▶ **AIM OF THE TASK**
Copy out all the entries exactly.

↓↓↓

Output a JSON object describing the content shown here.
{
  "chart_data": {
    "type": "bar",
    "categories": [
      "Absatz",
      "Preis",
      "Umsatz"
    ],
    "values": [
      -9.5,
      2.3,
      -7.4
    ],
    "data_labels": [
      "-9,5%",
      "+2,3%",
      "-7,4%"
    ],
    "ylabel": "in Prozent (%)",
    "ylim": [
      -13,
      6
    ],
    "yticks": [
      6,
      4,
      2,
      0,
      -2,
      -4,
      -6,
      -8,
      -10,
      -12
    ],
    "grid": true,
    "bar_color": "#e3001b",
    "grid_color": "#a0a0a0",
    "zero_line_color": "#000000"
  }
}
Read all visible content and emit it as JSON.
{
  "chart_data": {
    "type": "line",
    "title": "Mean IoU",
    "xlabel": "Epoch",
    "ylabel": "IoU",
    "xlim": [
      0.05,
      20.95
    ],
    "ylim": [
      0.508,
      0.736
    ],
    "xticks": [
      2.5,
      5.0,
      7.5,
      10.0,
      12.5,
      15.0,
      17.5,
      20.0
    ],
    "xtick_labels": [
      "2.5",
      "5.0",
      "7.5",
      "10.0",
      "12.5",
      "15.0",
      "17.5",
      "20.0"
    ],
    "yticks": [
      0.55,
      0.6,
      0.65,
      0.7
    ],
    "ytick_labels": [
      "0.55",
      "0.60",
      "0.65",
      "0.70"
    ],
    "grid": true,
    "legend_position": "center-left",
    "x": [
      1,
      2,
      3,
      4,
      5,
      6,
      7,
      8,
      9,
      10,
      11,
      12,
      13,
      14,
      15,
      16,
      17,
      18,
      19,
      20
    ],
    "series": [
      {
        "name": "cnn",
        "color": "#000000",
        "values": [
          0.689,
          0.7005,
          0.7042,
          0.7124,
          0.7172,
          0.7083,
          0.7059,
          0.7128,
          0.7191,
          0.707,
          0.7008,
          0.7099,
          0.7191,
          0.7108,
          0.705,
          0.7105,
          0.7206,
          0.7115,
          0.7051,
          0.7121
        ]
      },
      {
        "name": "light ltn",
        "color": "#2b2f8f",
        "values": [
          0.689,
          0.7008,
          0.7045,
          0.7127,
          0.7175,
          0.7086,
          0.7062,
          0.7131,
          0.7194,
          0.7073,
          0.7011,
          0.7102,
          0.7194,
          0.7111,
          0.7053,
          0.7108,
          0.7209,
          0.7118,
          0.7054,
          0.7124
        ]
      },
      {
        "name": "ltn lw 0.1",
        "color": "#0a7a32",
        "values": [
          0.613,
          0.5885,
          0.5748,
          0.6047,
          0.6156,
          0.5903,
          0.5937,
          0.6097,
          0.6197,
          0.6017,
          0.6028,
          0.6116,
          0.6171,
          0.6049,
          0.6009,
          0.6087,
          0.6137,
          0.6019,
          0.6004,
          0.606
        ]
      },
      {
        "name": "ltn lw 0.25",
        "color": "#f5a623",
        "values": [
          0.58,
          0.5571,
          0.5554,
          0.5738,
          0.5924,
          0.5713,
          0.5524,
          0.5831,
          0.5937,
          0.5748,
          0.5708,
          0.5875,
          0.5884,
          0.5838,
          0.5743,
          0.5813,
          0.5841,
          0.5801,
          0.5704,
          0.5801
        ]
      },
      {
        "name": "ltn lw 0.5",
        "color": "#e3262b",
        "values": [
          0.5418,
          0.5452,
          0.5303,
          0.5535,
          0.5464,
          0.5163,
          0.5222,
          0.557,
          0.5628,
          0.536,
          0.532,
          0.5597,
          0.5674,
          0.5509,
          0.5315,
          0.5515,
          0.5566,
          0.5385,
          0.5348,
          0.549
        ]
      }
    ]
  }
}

↑↑↑

▶ **WRITTEN RESPONSE**
Output a JSON object describing the content shown here.
{
  "chart_data": {
    "type": "bar",
    "categories": [
      "Absatz",
      "Preis",
      "Umsatz"
    ],
    "values": [
      -9.5,
      2.3,
      -7.4
    ],
    "data_labels": [
      "-9,5%",
      "+2,3%",
      "-7,4%"
    ],
    "ylabel": "in Prozent (%)",
    "ylim": [
      -13,
      6
    ],
    "yticks": [
      6,
      4,
      2,
      0,
      -2,
      -4,
      -6,
      -8,
      -10,
      -12
    ],
    "grid": true,
    "bar_color": "#e3001b",
    "grid_color": "#a0a0a0",
    "zero_line_color": "#000000"
  }
}
Read all visible content and emit it as JSON.
{
  "chart_data": {
    "type": "line",
    "title": "Mean IoU",
    "xlabel": "Epoch",
    "ylabel": "IoU",
    "xlim": [
      0.05,
      20.95
    ],
    "ylim": [
      0.508,
      0.736
    ],
    "xticks": [
      2.5,
      5.0,
      7.5,
      10.0,
      12.5,
      15.0,
      17.5,
      20.0
    ],
    "xtick_labels": [
      "2.5",
      "5.0",
      "7.5",
      "10.0",
      "12.5",
      "15.0",
      "17.5",
      "20.0"
    ],
    "yticks": [
      0.55,
      0.6,
      0.65,
      0.7
    ],
    "ytick_labels": [
      "0.55",
      "0.60",
      "0.65",
      "0.70"
    ],
    "grid": true,
    "legend_position": "center-left",
    "x": [
      1,
      2,
      3,
      4,
      5,
      6,
      7,
      8,
      9,
      10,
      11,
      12,
      13,
      14,
      15,
      16,
      17,
      18,
      19,
      20
    ],
    "series": [
      {
        "name": "cnn",
        "color": "#000000",
        "values": [
          0.689,
          0.7005,
          0.7042,
          0.7124,
          0.7172,
          0.7083,
          0.7059,
          0.7128,
          0.7191,
          0.707,
          0.7008,
          0.7099,
          0.7191,
          0.7108,
          0.705,
          0.7105,
          0.7206,
          0.7115,
          0.7051,
          0.7121
        ]
      },
      {
        "name": "light ltn",
        "color": "#2b2f8f",
        "values": [
          0.689,
          0.7008,
          0.7045,
          0.7127,
          0.7175,
          0.7086,
          0.7062,
          0.7131,
          0.7194,
          0.7073,
          0.7011,
          0.7102,
          0.7194,
          0.7111,
          0.7053,
          0.7108,
          0.7209,
          0.7118,
          0.7054,
          0.7124
        ]
      },
      {
        "name": "ltn lw 0.1",
        "color": "#0a7a32",
        "values": [
          0.613,
          0.5885,
          0.5748,
          0.6047,
          0.6156,
          0.5903,
          0.5937,
          0.6097,
          0.6197,
          0.6017,
          0.6028,
          0.6116,
          0.6171,
          0.6049,
          0.6009,
          0.6087,
          0.6137,
          0.6019,
          0.6004,
          0.606
        ]
      },
      {
        "name": "ltn lw 0.25",
        "color": "#f5a623",
        "values": [
          0.58,
          0.5571,
          0.5554,
          0.5738,
          0.5924,
          0.5713,
          0.5524,
          0.5831,
          0.5937,
          0.5748,
          0.5708,
          0.5875,
          0.5884,
          0.5838,
          0.5743,
          0.5813,
          0.5841,
          0.5801,
          0.5704,
          0.5801
        ]
      },
      {
        "name": "ltn lw 0.5",
        "color": "#e3262b",
        "values": [
          0.5418,
          0.5452,
          0.5303,
          0.5535,
          0.5464,
          0.5163,
          0.5222,
          0.557,
          0.5628,
          0.536,
          0.532,
          0.5597,
          0.5674,
          0.5509,
          0.5315,
          0.5515,
          0.5566,
          0.5385,
          0.5348,
          0.549
        ]
      }
    ]
  }
}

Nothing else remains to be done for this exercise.